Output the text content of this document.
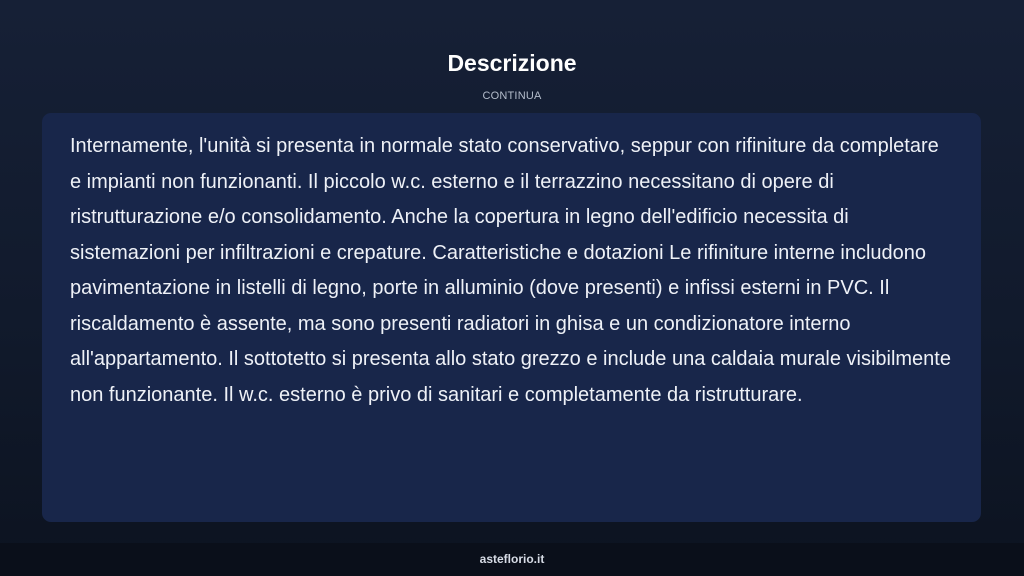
Descrizione
CONTINUA

Internamente, l'unità si presenta in normale stato conservativo, seppur con rifiniture da completare e impianti non funzionanti. Il piccolo w.c. esterno e il terrazzino necessitano di opere di ristrutturazione e/o consolidamento. Anche la copertura in legno dell'edificio necessita di sistemazioni per infiltrazioni e crepature. Caratteristiche e dotazioni Le rifiniture interne includono pavimentazione in listelli di legno, porte in alluminio (dove presenti) e infissi esterni in PVC. Il riscaldamento è assente, ma sono presenti radiatori in ghisa e un condizionatore interno all'appartamento. Il sottotetto si presenta allo stato grezzo e include una caldaia murale visibilmente non funzionante. Il w.c. esterno è privo di sanitari e completamente da ristrutturare.

asteflorio.it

▬▬▬▬▬▬

Every record gets retyped exactly; no picture goes into the copy.

Output the text content of this document.
Descrizione
CONTINUA

Internamente, l'unità si presenta in normale stato conservativo, seppur con rifiniture da completare e impianti non funzionanti. Il piccolo w.c. esterno e il terrazzino necessitano di opere di ristrutturazione e/o consolidamento. Anche la copertura in legno dell'edificio necessita di sistemazioni per infiltrazioni e crepature. Caratteristiche e dotazioni Le rifiniture interne includono pavimentazione in listelli di legno, porte in alluminio (dove presenti) e infissi esterni in PVC. Il riscaldamento è assente, ma sono presenti radiatori in ghisa e un condizionatore interno all'appartamento. Il sottotetto si presenta allo stato grezzo e include una caldaia murale visibilmente non funzionante. Il w.c. esterno è privo di sanitari e completamente da ristrutturare.

asteflorio.it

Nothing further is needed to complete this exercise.